--- START OF Provided records ---
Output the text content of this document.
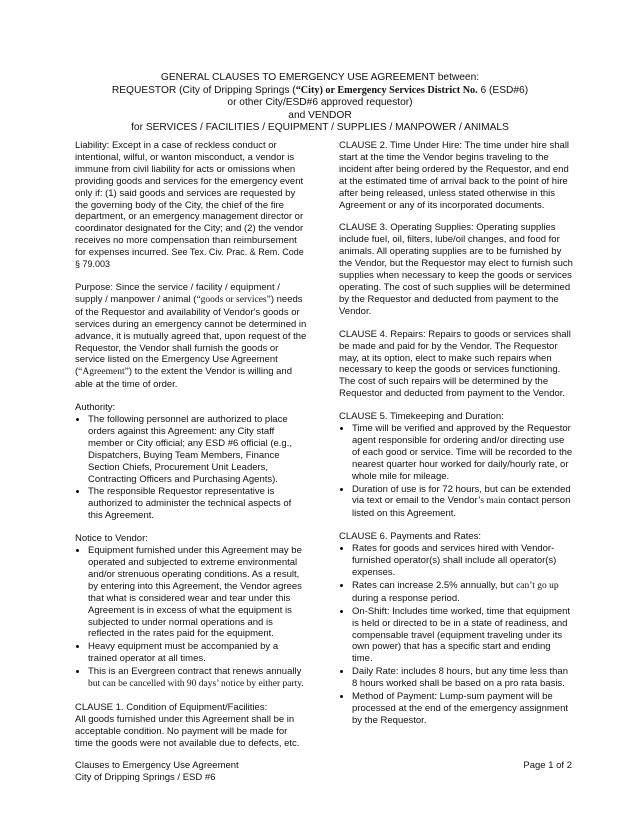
GENERAL CLAUSES TO EMERGENCY USE AGREEMENT between:
REQUESTOR (City of Dripping Springs (“City) or Emergency Services District No. 6 (ESD#6)
or other City/ESD#6 approved requestor)
and VENDOR
for SERVICES / FACILITIES / EQUIPMENT / SUPPLIES / MANPOWER / ANIMALS

Liability: Except in a case of reckless conduct or intentional, wilful, or wanton misconduct, a vendor is immune from civil liability for acts or omissions when providing goods and services for the emergency event only if: (1) said goods and services are requested by the governing body of the City, the chief of the fire department, or an emergency management director or coordinator designated for the City; and (2) the vendor receives no more compensation than reimbursement for expenses incurred. See Tex. Civ. Prac. & Rem. Code § 79.003

Purpose: Since the service / facility / equipment / supply / manpower / animal (“goods or services”) needs of the Requestor and availability of Vendor's goods or services during an emergency cannot be determined in advance, it is mutually agreed that, upon request of the Requestor, the Vendor shall furnish the goods or service listed on the Emergency Use Agreement (“Agreement”) to the extent the Vendor is willing and able at the time of order.

Authority:
• The following personnel are authorized to place orders against this Agreement: any City staff member or City official; any ESD #6 official (e.g., Dispatchers, Buying Team Members, Finance Section Chiefs, Procurement Unit Leaders, Contracting Officers and Purchasing Agents).
• The responsible Requestor representative is authorized to administer the technical aspects of this Agreement.
Notice to Vendor:
• Equipment furnished under this Agreement may be operated and subjected to extreme environmental and/or strenuous operating conditions. As a result, by entering into this Agreement, the Vendor agrees that what is considered wear and tear under this Agreement is in excess of what the equipment is subjected to under normal operations and is reflected in the rates paid for the equipment.
• Heavy equipment must be accompanied by a trained operator at all times.
• This is an Evergreen contract that renews annually but can be cancelled with 90 days’ notice by either party.
CLAUSE 1. Condition of Equipment/Facilities:

All goods furnished under this Agreement shall be in acceptable condition. No payment will be made for time the goods were not available due to defects, etc.

CLAUSE 2. Time Under Hire: The time under hire shall start at the time the Vendor begins traveling to the incident after being ordered by the Requestor, and end at the estimated time of arrival back to the point of hire after being released, unless stated otherwise in this Agreement or any of its incorporated documents.

CLAUSE 3. Operating Supplies: Operating supplies include fuel, oil, filters, lube/oil changes, and food for animals. All operating supplies are to be furnished by the Vendor, but the Requestor may elect to furnish such supplies when necessary to keep the goods or services operating. The cost of such supplies will be determined by the Requestor and deducted from payment to the Vendor.

CLAUSE 4. Repairs: Repairs to goods or services shall be made and paid for by the Vendor. The Requestor may, at its option, elect to make such repairs when necessary to keep the goods or services functioning. The cost of such repairs will be determined by the Requestor and deducted from payment to the Vendor.

CLAUSE 5. Timekeeping and Duration:
• Time will be verified and approved by the Requestor agent responsible for ordering and/or directing use of each good or service. Time will be recorded to the nearest quarter hour worked for daily/hourly rate, or whole mile for mileage.
• Duration of use is for 72 hours, but can be extended via text or email to the Vendor’s main contact person listed on this Agreement.
CLAUSE 6. Payments and Rates:
• Rates for goods and services hired with Vendor-furnished operator(s) shall include all operator(s) expenses.
• Rates can increase 2.5% annually, but can’t go up during a response period.
• On-Shift: Includes time worked, time that equipment is held or directed to be in a state of readiness, and compensable travel (equipment traveling under its own power) that has a specific start and ending time.
• Daily Rate: includes 8 hours, but any time less than 8 hours worked shall be based on a pro rata basis.
• Method of Payment: Lump-sum payment will be processed at the end of the emergency assignment by the Requestor.
Clauses to Emergency Use Agreement
City of Dripping Springs / ESD #6
Page 1 of 2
--- END OF Provided records ---
→ Aim of the exercise
Every record above should come back exactly, but without its pictures.

→ Answer to the task
Output the text content of this document.
GENERAL CLAUSES TO EMERGENCY USE AGREEMENT between:
REQUESTOR (City of Dripping Springs (“City) or Emergency Services District No. 6 (ESD#6)
or other City/ESD#6 approved requestor)
and VENDOR
for SERVICES / FACILITIES / EQUIPMENT / SUPPLIES / MANPOWER / ANIMALS

Liability: Except in a case of reckless conduct or intentional, wilful, or wanton misconduct, a vendor is immune from civil liability for acts or omissions when providing goods and services for the emergency event only if: (1) said goods and services are requested by the governing body of the City, the chief of the fire department, or an emergency management director or coordinator designated for the City; and (2) the vendor receives no more compensation than reimbursement for expenses incurred. See Tex. Civ. Prac. & Rem. Code § 79.003

Purpose: Since the service / facility / equipment / supply / manpower / animal (“goods or services”) needs of the Requestor and availability of Vendor's goods or services during an emergency cannot be determined in advance, it is mutually agreed that, upon request of the Requestor, the Vendor shall furnish the goods or service listed on the Emergency Use Agreement (“Agreement”) to the extent the Vendor is willing and able at the time of order.

Authority:
• The following personnel are authorized to place orders against this Agreement: any City staff member or City official; any ESD #6 official (e.g., Dispatchers, Buying Team Members, Finance Section Chiefs, Procurement Unit Leaders, Contracting Officers and Purchasing Agents).
• The responsible Requestor representative is authorized to administer the technical aspects of this Agreement.
Notice to Vendor:
• Equipment furnished under this Agreement may be operated and subjected to extreme environmental and/or strenuous operating conditions. As a result, by entering into this Agreement, the Vendor agrees that what is considered wear and tear under this Agreement is in excess of what the equipment is subjected to under normal operations and is reflected in the rates paid for the equipment.
• Heavy equipment must be accompanied by a trained operator at all times.
• This is an Evergreen contract that renews annually but can be cancelled with 90 days’ notice by either party.
CLAUSE 1. Condition of Equipment/Facilities:

All goods furnished under this Agreement shall be in acceptable condition. No payment will be made for time the goods were not available due to defects, etc.

CLAUSE 2. Time Under Hire: The time under hire shall start at the time the Vendor begins traveling to the incident after being ordered by the Requestor, and end at the estimated time of arrival back to the point of hire after being released, unless stated otherwise in this Agreement or any of its incorporated documents.

CLAUSE 3. Operating Supplies: Operating supplies include fuel, oil, filters, lube/oil changes, and food for animals. All operating supplies are to be furnished by the Vendor, but the Requestor may elect to furnish such supplies when necessary to keep the goods or services operating. The cost of such supplies will be determined by the Requestor and deducted from payment to the Vendor.

CLAUSE 4. Repairs: Repairs to goods or services shall be made and paid for by the Vendor. The Requestor may, at its option, elect to make such repairs when necessary to keep the goods or services functioning. The cost of such repairs will be determined by the Requestor and deducted from payment to the Vendor.

CLAUSE 5. Timekeeping and Duration:
• Time will be verified and approved by the Requestor agent responsible for ordering and/or directing use of each good or service. Time will be recorded to the nearest quarter hour worked for daily/hourly rate, or whole mile for mileage.
• Duration of use is for 72 hours, but can be extended via text or email to the Vendor’s main contact person listed on this Agreement.
CLAUSE 6. Payments and Rates:
• Rates for goods and services hired with Vendor-furnished operator(s) shall include all operator(s) expenses.
• Rates can increase 2.5% annually, but can’t go up during a response period.
• On-Shift: Includes time worked, time that equipment is held or directed to be in a state of readiness, and compensable travel (equipment traveling under its own power) that has a specific start and ending time.
• Daily Rate: includes 8 hours, but any time less than 8 hours worked shall be based on a pro rata basis.
• Method of Payment: Lump-sum payment will be processed at the end of the emergency assignment by the Requestor.
Clauses to Emergency Use Agreement
City of Dripping Springs / ESD #6
Page 1 of 2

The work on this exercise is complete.